Figure record extracts

* Begin *

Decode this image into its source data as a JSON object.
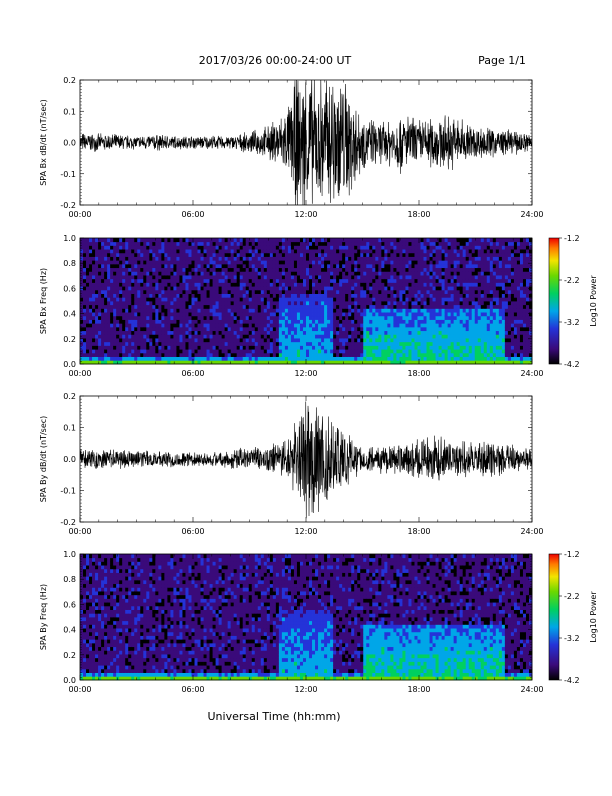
{
  "header": {
    "title": "2017/03/26  00:00-24:00 UT",
    "page": "Page 1/1"
  },
  "footer": {
    "xlabel": "Universal Time (hh:mm)"
  },
  "chart_data": [
    {
      "type": "line",
      "ylabel": "SPA Bx dB/dt (nT/sec)",
      "xlim": [
        "00:00",
        "24:00"
      ],
      "x_ticks": [
        "00:00",
        "06:00",
        "12:00",
        "18:00",
        "24:00"
      ],
      "ylim": [
        -0.2,
        0.2
      ],
      "y_ticks": [
        "-0.2",
        "-0.1",
        "0.0",
        "0.1",
        "0.2"
      ],
      "series": [
        {
          "x_hours": [
            0,
            1,
            2,
            3,
            4,
            5,
            6,
            7,
            8,
            9,
            10,
            11,
            11.5,
            12,
            12.5,
            13,
            13.5,
            14,
            14.5,
            15,
            16,
            17,
            18,
            19,
            20,
            21,
            22,
            23,
            24
          ],
          "amplitude": [
            0.03,
            0.025,
            0.025,
            0.02,
            0.025,
            0.02,
            0.02,
            0.02,
            0.02,
            0.03,
            0.05,
            0.1,
            0.2,
            0.22,
            0.2,
            0.2,
            0.22,
            0.2,
            0.15,
            0.08,
            0.06,
            0.09,
            0.07,
            0.08,
            0.08,
            0.05,
            0.045,
            0.035,
            0.03
          ]
        }
      ]
    },
    {
      "type": "heatmap",
      "ylabel": "SPA Bx Freq (Hz)",
      "xlim": [
        "00:00",
        "24:00"
      ],
      "x_ticks": [
        "00:00",
        "06:00",
        "12:00",
        "18:00",
        "24:00"
      ],
      "ylim": [
        0.0,
        1.0
      ],
      "y_ticks": [
        "0.0",
        "0.2",
        "0.4",
        "0.6",
        "0.8",
        "1.0"
      ],
      "colorbar": {
        "label": "Log10 Power",
        "range": [
          -4.2,
          -1.2
        ],
        "ticks": [
          "-1.2",
          "-2.2",
          "-3.2",
          "-4.2"
        ]
      },
      "bands": [
        {
          "t0": 10.5,
          "t1": 13.5,
          "f_top": 0.55,
          "level": -3.2
        },
        {
          "t0": 15.0,
          "t1": 22.5,
          "f_top": 0.45,
          "level": -3.0
        },
        {
          "t0": 0.0,
          "t1": 24.0,
          "f_top": 0.05,
          "level": -2.9
        }
      ]
    },
    {
      "type": "line",
      "ylabel": "SPA By dB/dt (nT/sec)",
      "xlim": [
        "00:00",
        "24:00"
      ],
      "x_ticks": [
        "00:00",
        "06:00",
        "12:00",
        "18:00",
        "24:00"
      ],
      "ylim": [
        -0.2,
        0.2
      ],
      "y_ticks": [
        "-0.2",
        "-0.1",
        "0.0",
        "0.1",
        "0.2"
      ],
      "series": [
        {
          "x_hours": [
            0,
            1,
            2,
            3,
            4,
            5,
            6,
            7,
            8,
            9,
            10,
            11,
            11.5,
            12,
            12.5,
            13,
            13.5,
            14,
            14.5,
            15,
            16,
            17,
            18,
            19,
            20,
            21,
            22,
            23,
            24
          ],
          "amplitude": [
            0.03,
            0.03,
            0.03,
            0.025,
            0.025,
            0.025,
            0.02,
            0.02,
            0.03,
            0.03,
            0.04,
            0.06,
            0.12,
            0.2,
            0.2,
            0.16,
            0.12,
            0.1,
            0.06,
            0.04,
            0.04,
            0.05,
            0.06,
            0.07,
            0.05,
            0.05,
            0.05,
            0.04,
            0.03
          ]
        }
      ]
    },
    {
      "type": "heatmap",
      "ylabel": "SPA By Freq (Hz)",
      "xlim": [
        "00:00",
        "24:00"
      ],
      "x_ticks": [
        "00:00",
        "06:00",
        "12:00",
        "18:00",
        "24:00"
      ],
      "ylim": [
        0.0,
        1.0
      ],
      "y_ticks": [
        "0.0",
        "0.2",
        "0.4",
        "0.6",
        "0.8",
        "1.0"
      ],
      "colorbar": {
        "label": "Log10 Power",
        "range": [
          -4.2,
          -1.2
        ],
        "ticks": [
          "-1.2",
          "-2.2",
          "-3.2",
          "-4.2"
        ]
      },
      "bands": [
        {
          "t0": 10.5,
          "t1": 13.5,
          "f_top": 0.55,
          "level": -3.2
        },
        {
          "t0": 15.0,
          "t1": 22.5,
          "f_top": 0.45,
          "level": -3.0
        },
        {
          "t0": 0.0,
          "t1": 24.0,
          "f_top": 0.05,
          "level": -2.9
        }
      ]
    }
  ]
}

* End *

**Prompt:**
Reproduce each line exactly as it appears, omitting the pictures.

**Written answer:**
Decode this image into its source data as a JSON object.
{
  "header": {
    "title": "2017/03/26  00:00-24:00 UT",
    "page": "Page 1/1"
  },
  "footer": {
    "xlabel": "Universal Time (hh:mm)"
  },
  "chart_data": [
    {
      "type": "line",
      "ylabel": "SPA Bx dB/dt (nT/sec)",
      "xlim": [
        "00:00",
        "24:00"
      ],
      "x_ticks": [
        "00:00",
        "06:00",
        "12:00",
        "18:00",
        "24:00"
      ],
      "ylim": [
        -0.2,
        0.2
      ],
      "y_ticks": [
        "-0.2",
        "-0.1",
        "0.0",
        "0.1",
        "0.2"
      ],
      "series": [
        {
          "x_hours": [
            0,
            1,
            2,
            3,
            4,
            5,
            6,
            7,
            8,
            9,
            10,
            11,
            11.5,
            12,
            12.5,
            13,
            13.5,
            14,
            14.5,
            15,
            16,
            17,
            18,
            19,
            20,
            21,
            22,
            23,
            24
          ],
          "amplitude": [
            0.03,
            0.025,
            0.025,
            0.02,
            0.025,
            0.02,
            0.02,
            0.02,
            0.02,
            0.03,
            0.05,
            0.1,
            0.2,
            0.22,
            0.2,
            0.2,
            0.22,
            0.2,
            0.15,
            0.08,
            0.06,
            0.09,
            0.07,
            0.08,
            0.08,
            0.05,
            0.045,
            0.035,
            0.03
          ]
        }
      ]
    },
    {
      "type": "heatmap",
      "ylabel": "SPA Bx Freq (Hz)",
      "xlim": [
        "00:00",
        "24:00"
      ],
      "x_ticks": [
        "00:00",
        "06:00",
        "12:00",
        "18:00",
        "24:00"
      ],
      "ylim": [
        0.0,
        1.0
      ],
      "y_ticks": [
        "0.0",
        "0.2",
        "0.4",
        "0.6",
        "0.8",
        "1.0"
      ],
      "colorbar": {
        "label": "Log10 Power",
        "range": [
          -4.2,
          -1.2
        ],
        "ticks": [
          "-1.2",
          "-2.2",
          "-3.2",
          "-4.2"
        ]
      },
      "bands": [
        {
          "t0": 10.5,
          "t1": 13.5,
          "f_top": 0.55,
          "level": -3.2
        },
        {
          "t0": 15.0,
          "t1": 22.5,
          "f_top": 0.45,
          "level": -3.0
        },
        {
          "t0": 0.0,
          "t1": 24.0,
          "f_top": 0.05,
          "level": -2.9
        }
      ]
    },
    {
      "type": "line",
      "ylabel": "SPA By dB/dt (nT/sec)",
      "xlim": [
        "00:00",
        "24:00"
      ],
      "x_ticks": [
        "00:00",
        "06:00",
        "12:00",
        "18:00",
        "24:00"
      ],
      "ylim": [
        -0.2,
        0.2
      ],
      "y_ticks": [
        "-0.2",
        "-0.1",
        "0.0",
        "0.1",
        "0.2"
      ],
      "series": [
        {
          "x_hours": [
            0,
            1,
            2,
            3,
            4,
            5,
            6,
            7,
            8,
            9,
            10,
            11,
            11.5,
            12,
            12.5,
            13,
            13.5,
            14,
            14.5,
            15,
            16,
            17,
            18,
            19,
            20,
            21,
            22,
            23,
            24
          ],
          "amplitude": [
            0.03,
            0.03,
            0.03,
            0.025,
            0.025,
            0.025,
            0.02,
            0.02,
            0.03,
            0.03,
            0.04,
            0.06,
            0.12,
            0.2,
            0.2,
            0.16,
            0.12,
            0.1,
            0.06,
            0.04,
            0.04,
            0.05,
            0.06,
            0.07,
            0.05,
            0.05,
            0.05,
            0.04,
            0.03
          ]
        }
      ]
    },
    {
      "type": "heatmap",
      "ylabel": "SPA By Freq (Hz)",
      "xlim": [
        "00:00",
        "24:00"
      ],
      "x_ticks": [
        "00:00",
        "06:00",
        "12:00",
        "18:00",
        "24:00"
      ],
      "ylim": [
        0.0,
        1.0
      ],
      "y_ticks": [
        "0.0",
        "0.2",
        "0.4",
        "0.6",
        "0.8",
        "1.0"
      ],
      "colorbar": {
        "label": "Log10 Power",
        "range": [
          -4.2,
          -1.2
        ],
        "ticks": [
          "-1.2",
          "-2.2",
          "-3.2",
          "-4.2"
        ]
      },
      "bands": [
        {
          "t0": 10.5,
          "t1": 13.5,
          "f_top": 0.55,
          "level": -3.2
        },
        {
          "t0": 15.0,
          "t1": 22.5,
          "f_top": 0.45,
          "level": -3.0
        },
        {
          "t0": 0.0,
          "t1": 24.0,
          "f_top": 0.05,
          "level": -2.9
        }
      ]
    }
  ]
}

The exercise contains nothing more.